╭─ RECORDS SUPPLIED

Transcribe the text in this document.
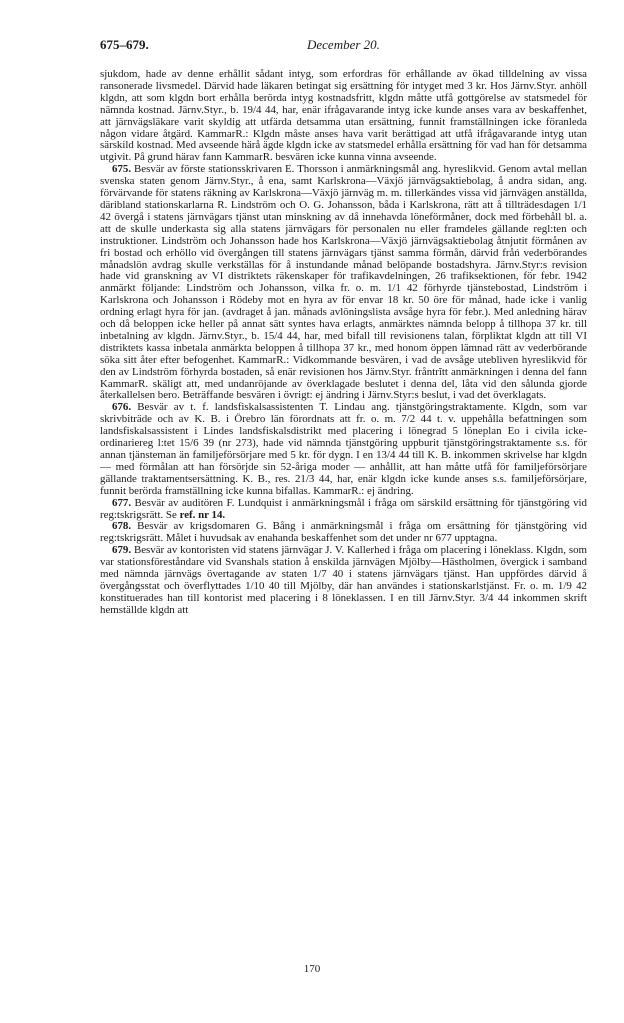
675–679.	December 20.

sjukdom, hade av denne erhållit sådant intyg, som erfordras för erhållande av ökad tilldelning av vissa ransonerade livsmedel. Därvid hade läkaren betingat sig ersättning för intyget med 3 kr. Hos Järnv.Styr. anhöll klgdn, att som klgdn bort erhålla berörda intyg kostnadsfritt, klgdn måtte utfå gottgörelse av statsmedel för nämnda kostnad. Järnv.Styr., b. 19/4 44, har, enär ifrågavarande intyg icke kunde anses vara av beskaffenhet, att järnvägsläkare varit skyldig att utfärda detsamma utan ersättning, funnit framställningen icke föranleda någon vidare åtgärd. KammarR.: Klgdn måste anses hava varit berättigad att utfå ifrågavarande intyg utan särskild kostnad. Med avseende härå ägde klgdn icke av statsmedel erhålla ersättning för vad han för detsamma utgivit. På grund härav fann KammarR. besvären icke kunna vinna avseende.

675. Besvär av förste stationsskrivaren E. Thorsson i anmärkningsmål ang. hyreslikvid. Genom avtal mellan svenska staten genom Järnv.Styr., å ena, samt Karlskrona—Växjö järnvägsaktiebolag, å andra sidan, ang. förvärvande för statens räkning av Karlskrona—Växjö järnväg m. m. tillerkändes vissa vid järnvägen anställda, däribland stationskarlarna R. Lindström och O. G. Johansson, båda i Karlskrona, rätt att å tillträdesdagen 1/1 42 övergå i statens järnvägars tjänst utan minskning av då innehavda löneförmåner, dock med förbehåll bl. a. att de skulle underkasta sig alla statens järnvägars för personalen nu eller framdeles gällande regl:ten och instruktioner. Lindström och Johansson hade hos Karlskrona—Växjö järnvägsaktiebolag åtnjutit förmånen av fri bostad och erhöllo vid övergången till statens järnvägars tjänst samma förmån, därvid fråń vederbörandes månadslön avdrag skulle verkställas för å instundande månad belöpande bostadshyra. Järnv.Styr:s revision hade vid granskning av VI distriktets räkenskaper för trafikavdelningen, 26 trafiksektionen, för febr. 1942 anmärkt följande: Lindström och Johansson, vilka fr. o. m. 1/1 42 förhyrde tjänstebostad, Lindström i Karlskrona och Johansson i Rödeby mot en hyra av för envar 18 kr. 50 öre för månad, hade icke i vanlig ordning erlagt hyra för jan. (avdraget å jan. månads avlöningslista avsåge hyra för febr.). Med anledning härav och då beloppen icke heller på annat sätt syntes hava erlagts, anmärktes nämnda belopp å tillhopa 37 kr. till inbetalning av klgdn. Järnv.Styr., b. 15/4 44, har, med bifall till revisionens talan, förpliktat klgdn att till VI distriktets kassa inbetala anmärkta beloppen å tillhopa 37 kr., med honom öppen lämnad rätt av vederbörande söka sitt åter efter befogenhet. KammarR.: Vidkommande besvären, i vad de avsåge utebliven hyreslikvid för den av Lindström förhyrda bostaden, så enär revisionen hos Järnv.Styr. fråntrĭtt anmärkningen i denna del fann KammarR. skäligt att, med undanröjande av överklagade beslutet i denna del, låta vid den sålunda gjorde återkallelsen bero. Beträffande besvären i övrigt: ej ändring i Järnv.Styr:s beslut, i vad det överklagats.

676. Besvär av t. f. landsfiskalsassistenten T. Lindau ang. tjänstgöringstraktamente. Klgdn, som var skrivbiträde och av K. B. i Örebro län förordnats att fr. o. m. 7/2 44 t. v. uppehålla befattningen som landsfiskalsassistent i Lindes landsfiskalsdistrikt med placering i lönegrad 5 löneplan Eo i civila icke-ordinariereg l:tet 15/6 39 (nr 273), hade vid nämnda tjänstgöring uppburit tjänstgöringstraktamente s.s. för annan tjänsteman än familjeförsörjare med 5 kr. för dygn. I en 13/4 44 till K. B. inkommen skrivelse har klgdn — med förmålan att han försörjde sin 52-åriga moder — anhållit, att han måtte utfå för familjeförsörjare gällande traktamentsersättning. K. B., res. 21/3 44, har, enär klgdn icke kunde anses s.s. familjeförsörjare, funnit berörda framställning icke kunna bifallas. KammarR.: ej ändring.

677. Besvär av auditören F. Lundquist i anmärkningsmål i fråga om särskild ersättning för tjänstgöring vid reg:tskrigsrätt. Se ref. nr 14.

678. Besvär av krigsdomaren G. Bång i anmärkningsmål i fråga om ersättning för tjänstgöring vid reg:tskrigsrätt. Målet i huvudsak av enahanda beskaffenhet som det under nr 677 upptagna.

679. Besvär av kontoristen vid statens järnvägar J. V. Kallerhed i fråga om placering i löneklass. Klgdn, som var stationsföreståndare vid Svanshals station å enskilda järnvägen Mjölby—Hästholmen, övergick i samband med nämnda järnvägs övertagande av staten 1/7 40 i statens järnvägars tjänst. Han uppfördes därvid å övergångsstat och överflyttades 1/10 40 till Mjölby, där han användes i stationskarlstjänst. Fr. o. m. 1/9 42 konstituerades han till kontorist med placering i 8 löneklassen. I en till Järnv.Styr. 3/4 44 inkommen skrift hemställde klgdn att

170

╰─
╭─ RECORDS SUPPLIED

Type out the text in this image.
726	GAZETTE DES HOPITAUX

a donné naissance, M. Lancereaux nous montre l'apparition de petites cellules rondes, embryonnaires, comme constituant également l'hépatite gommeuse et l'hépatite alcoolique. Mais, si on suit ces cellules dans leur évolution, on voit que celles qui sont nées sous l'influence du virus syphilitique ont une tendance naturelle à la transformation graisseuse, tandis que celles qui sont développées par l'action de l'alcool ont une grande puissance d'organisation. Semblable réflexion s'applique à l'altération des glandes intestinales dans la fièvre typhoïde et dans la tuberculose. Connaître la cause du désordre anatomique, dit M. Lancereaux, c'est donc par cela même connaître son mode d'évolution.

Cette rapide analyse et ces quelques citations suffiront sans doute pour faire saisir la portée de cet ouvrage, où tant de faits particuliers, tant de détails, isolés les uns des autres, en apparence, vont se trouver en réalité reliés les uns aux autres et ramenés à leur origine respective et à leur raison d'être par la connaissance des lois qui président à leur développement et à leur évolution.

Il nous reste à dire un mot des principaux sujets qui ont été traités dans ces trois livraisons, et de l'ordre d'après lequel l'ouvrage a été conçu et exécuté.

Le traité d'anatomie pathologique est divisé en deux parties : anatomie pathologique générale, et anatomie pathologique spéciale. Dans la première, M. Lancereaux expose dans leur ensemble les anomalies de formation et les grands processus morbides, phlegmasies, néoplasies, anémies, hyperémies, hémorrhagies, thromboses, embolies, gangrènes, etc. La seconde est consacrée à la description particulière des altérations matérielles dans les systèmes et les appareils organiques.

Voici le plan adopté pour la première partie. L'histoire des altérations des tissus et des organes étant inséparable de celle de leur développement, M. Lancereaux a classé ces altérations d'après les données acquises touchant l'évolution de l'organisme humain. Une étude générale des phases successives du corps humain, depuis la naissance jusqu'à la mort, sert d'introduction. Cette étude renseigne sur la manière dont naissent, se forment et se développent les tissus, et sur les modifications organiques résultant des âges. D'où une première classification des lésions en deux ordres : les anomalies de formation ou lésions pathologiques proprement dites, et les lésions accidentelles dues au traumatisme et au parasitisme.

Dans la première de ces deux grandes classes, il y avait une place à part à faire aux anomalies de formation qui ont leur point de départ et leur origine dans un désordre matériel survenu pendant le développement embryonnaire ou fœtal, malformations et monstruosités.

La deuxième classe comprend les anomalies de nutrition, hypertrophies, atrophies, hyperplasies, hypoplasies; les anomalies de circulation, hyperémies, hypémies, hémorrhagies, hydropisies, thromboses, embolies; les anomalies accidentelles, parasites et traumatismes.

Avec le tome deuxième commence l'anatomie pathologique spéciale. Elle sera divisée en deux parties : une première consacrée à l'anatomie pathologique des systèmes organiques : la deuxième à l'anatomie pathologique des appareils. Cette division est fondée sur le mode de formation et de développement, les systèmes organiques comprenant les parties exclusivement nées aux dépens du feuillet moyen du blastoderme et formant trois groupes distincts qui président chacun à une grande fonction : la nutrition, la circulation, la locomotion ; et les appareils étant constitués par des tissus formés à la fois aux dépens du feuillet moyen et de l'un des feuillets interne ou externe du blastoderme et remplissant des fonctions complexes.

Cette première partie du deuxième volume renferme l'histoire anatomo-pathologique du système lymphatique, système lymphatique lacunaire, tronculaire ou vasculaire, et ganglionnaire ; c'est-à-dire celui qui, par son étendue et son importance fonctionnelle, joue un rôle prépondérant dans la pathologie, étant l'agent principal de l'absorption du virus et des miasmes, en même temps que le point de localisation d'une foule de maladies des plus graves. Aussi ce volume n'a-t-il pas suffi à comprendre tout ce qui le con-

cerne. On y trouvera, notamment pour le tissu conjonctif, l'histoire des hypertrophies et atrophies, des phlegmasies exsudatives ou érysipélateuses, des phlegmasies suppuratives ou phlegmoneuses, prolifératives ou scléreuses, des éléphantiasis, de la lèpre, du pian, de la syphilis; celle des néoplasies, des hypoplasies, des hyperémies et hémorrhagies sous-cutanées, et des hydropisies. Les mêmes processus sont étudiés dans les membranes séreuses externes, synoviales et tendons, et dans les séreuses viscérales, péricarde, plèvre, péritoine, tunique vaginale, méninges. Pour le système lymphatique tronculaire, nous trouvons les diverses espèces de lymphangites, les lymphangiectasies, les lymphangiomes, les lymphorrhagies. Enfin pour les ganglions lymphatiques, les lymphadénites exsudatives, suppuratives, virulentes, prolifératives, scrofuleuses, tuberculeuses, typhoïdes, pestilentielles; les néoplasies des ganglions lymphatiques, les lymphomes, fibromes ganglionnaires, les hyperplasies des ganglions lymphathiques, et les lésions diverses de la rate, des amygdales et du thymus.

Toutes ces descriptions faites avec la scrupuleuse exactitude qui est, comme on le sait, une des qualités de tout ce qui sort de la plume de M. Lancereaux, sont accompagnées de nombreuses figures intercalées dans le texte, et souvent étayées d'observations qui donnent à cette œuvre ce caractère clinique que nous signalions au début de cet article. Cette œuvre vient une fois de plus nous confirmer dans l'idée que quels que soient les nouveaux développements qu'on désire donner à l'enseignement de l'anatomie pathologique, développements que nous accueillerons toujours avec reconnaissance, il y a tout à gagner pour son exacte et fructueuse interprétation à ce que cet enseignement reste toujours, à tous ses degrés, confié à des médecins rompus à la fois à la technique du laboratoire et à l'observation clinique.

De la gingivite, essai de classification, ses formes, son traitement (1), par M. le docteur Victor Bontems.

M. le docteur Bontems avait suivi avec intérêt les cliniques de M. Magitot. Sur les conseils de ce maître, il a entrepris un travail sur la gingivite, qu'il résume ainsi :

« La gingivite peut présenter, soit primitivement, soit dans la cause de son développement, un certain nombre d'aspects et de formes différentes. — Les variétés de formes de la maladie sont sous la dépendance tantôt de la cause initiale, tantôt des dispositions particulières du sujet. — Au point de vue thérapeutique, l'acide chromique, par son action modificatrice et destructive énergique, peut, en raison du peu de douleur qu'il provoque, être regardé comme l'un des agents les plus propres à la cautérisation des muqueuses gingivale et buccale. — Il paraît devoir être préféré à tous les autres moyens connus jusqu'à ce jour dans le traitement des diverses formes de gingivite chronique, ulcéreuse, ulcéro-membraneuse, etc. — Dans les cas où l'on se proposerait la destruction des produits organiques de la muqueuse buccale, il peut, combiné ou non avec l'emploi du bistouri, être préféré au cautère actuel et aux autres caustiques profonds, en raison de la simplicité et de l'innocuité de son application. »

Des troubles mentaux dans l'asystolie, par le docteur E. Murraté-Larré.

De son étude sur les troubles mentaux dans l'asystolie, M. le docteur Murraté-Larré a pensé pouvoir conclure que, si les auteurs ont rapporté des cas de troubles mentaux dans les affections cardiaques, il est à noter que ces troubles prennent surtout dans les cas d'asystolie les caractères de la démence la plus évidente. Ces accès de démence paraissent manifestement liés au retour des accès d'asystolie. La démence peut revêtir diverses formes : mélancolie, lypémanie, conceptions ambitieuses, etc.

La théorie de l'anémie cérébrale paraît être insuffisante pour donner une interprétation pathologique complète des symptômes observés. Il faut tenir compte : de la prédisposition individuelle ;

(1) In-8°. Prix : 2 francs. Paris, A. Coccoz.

╰─

# [TASK DESCRIPTION]
Go through the records. Copy each line where "Bontems" appears.

# [OUTPUT FOR THIS TASK]
De la gingivite, essai de classification, ses formes, son traitement (1), par M. le docteur Victor Bontems.
M. le docteur Bontems avait suivi avec intérêt les cliniques de M. Magitot. Sur les conseils de ce maître, il a entrepris un travail sur la gingivite, qu'il résume ainsi :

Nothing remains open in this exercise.